# Work task
Keep every line of the data below that has the string "misantropiadelsaber" and present those lines.

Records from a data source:
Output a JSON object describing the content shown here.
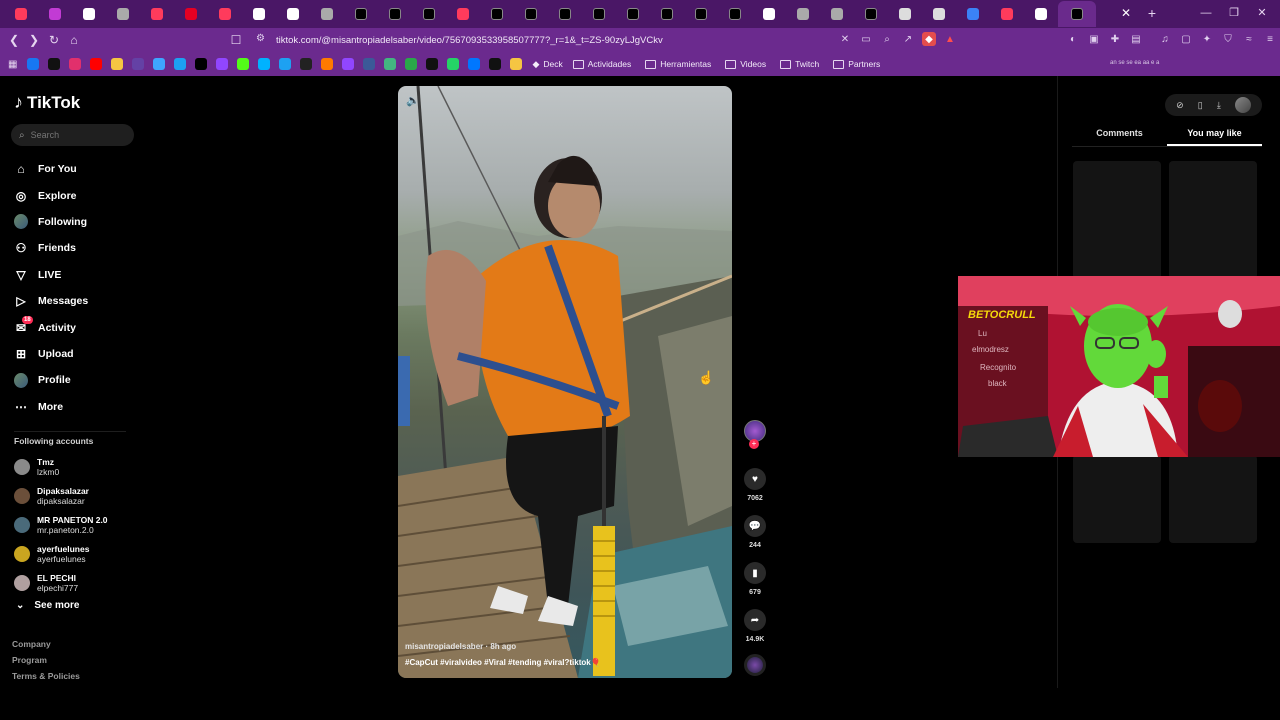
{
  "browser": {
    "url": "tiktok.com/@misantropiadelsaber/video/7567093533958507777?_r=1&_t=ZS-90zyLJgVCkv",
    "tabs": [
      {
        "color": "#ff3b5c",
        "icon": "youtube-icon"
      },
      {
        "color": "#c23bd4",
        "icon": "mail-icon"
      },
      {
        "color": "#ffffff",
        "icon": "chrome-icon"
      },
      {
        "color": "#aaaaaa",
        "icon": "settings-icon"
      },
      {
        "color": "#ff3b5c",
        "icon": "youtube-icon"
      },
      {
        "color": "#e60023",
        "icon": "pinterest-icon"
      },
      {
        "color": "#ff3b5c",
        "icon": "youtube-icon"
      },
      {
        "color": "#ffffff",
        "icon": "chrome-icon"
      },
      {
        "color": "#ffffff",
        "icon": "chrome-icon"
      },
      {
        "color": "#aaaaaa",
        "icon": "settings-icon"
      },
      {
        "color": "#000000",
        "icon": "tiktok-icon"
      },
      {
        "color": "#000000",
        "icon": "tiktok-icon"
      },
      {
        "color": "#000000",
        "icon": "tiktok-icon"
      },
      {
        "color": "#ff3b5c",
        "icon": "youtube-icon"
      },
      {
        "color": "#000000",
        "icon": "tiktok-icon"
      },
      {
        "color": "#000000",
        "icon": "tiktok-icon"
      },
      {
        "color": "#000000",
        "icon": "tiktok-icon"
      },
      {
        "color": "#000000",
        "icon": "tiktok-icon"
      },
      {
        "color": "#000000",
        "icon": "tiktok-icon"
      },
      {
        "color": "#000000",
        "icon": "tiktok-icon"
      },
      {
        "color": "#000000",
        "icon": "tiktok-icon"
      },
      {
        "color": "#000000",
        "icon": "tiktok-icon"
      },
      {
        "color": "#ffffff",
        "icon": "chrome-icon"
      },
      {
        "color": "#aaaaaa",
        "icon": "settings-icon"
      },
      {
        "color": "#aaaaaa",
        "icon": "settings-icon"
      },
      {
        "color": "#000000",
        "icon": "tiktok-icon"
      },
      {
        "color": "#dddddd",
        "icon": "page-icon"
      },
      {
        "color": "#dddddd",
        "icon": "page-icon"
      },
      {
        "color": "#3b82f6",
        "icon": "check-icon"
      },
      {
        "color": "#ff3b5c",
        "icon": "youtube-icon"
      },
      {
        "color": "#ffffff",
        "icon": "chrome-icon"
      },
      {
        "color": "#000000",
        "icon": "tiktok-icon"
      }
    ],
    "bookmarks": {
      "icons": [
        "#1877f2",
        "#111111",
        "#e1306c",
        "#ff0000",
        "#f5c542",
        "#6441a5",
        "#3ea6ff",
        "#1da1f2",
        "#000000",
        "#9146ff",
        "#53fc18",
        "#00b2ff",
        "#1da1f2",
        "#222222",
        "#ff7a00",
        "#9146ff",
        "#3b5998",
        "#43b581",
        "#2aa84a",
        "#111111",
        "#25d366",
        "#0077ff",
        "#111111",
        "#f5c542"
      ],
      "deck": "Deck",
      "folders": [
        "Actividades",
        "Herramientas",
        "Videos",
        "Twitch",
        "Partners"
      ],
      "status": "an se se ea aa e a"
    }
  },
  "sidebar": {
    "logo": "TikTok",
    "search_placeholder": "Search",
    "nav": [
      {
        "label": "For You",
        "icon": "home-icon"
      },
      {
        "label": "Explore",
        "icon": "compass-icon"
      },
      {
        "label": "Following",
        "icon": "avatar-icon"
      },
      {
        "label": "Friends",
        "icon": "friends-icon"
      },
      {
        "label": "LIVE",
        "icon": "live-icon"
      },
      {
        "label": "Messages",
        "icon": "messages-icon"
      },
      {
        "label": "Activity",
        "icon": "activity-icon",
        "badge": "18"
      },
      {
        "label": "Upload",
        "icon": "upload-icon"
      },
      {
        "label": "Profile",
        "icon": "profile-icon"
      },
      {
        "label": "More",
        "icon": "more-icon"
      }
    ],
    "following_title": "Following accounts",
    "accounts": [
      {
        "name": "Tmz",
        "user": "lzkm0",
        "color": "#8a8a8a"
      },
      {
        "name": "Dipaksalazar",
        "user": "dipaksalazar",
        "color": "#6b4f3a"
      },
      {
        "name": "MR PANETON 2.0",
        "user": "mr.paneton.2.0",
        "color": "#4a6a7a"
      },
      {
        "name": "ayerfuelunes",
        "user": "ayerfuelunes",
        "color": "#c9a520"
      },
      {
        "name": "EL PECHI",
        "user": "elpechi777",
        "color": "#b0a0a0"
      }
    ],
    "see_more": "See more",
    "footer": [
      "Company",
      "Program",
      "Terms & Policies"
    ]
  },
  "video": {
    "author": "misantropiadelsaber",
    "time": "8h ago",
    "meta_sep": " · ",
    "hashtags": "#CapCut #viralvideo #Viral #tending #viral?tiktok🎈",
    "likes": "7062",
    "comments": "244",
    "saves": "679",
    "shares": "14.9K"
  },
  "right_panel": {
    "tabs": [
      "Comments",
      "You may like"
    ],
    "selected_tab": "You may like"
  },
  "webcam": {
    "overlay_text": "BETOCRULL"
  }
}
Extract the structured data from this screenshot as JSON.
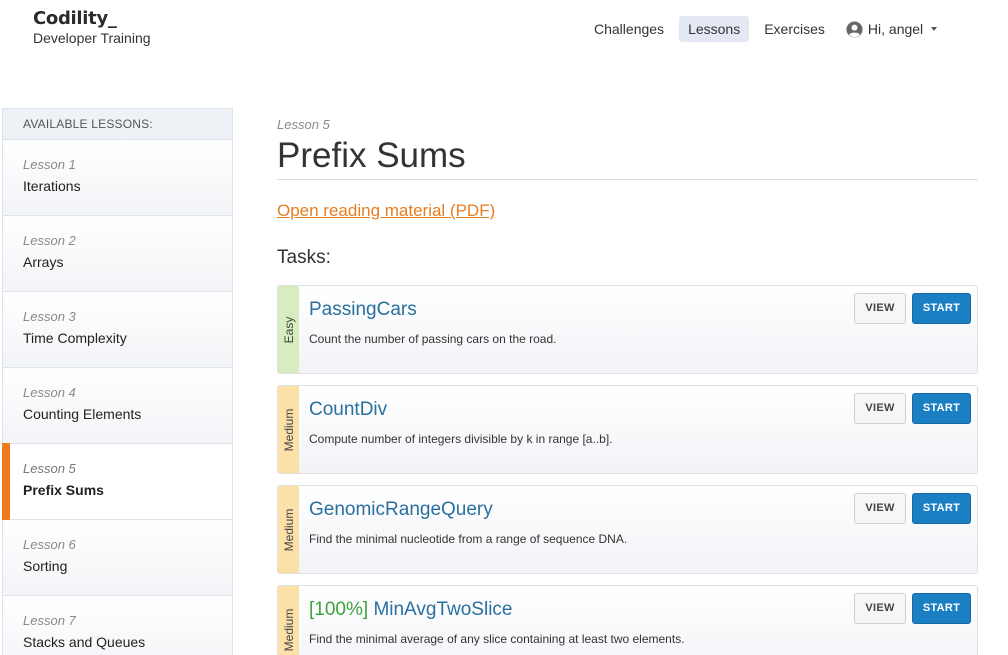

# Result of the task
    "url": "tiktok.com/@misantropiadelsaber/video/7567093533958507777?_r=1&_t=ZS-90zyLJgVCkv",
    "author": "misantropiadelsaber",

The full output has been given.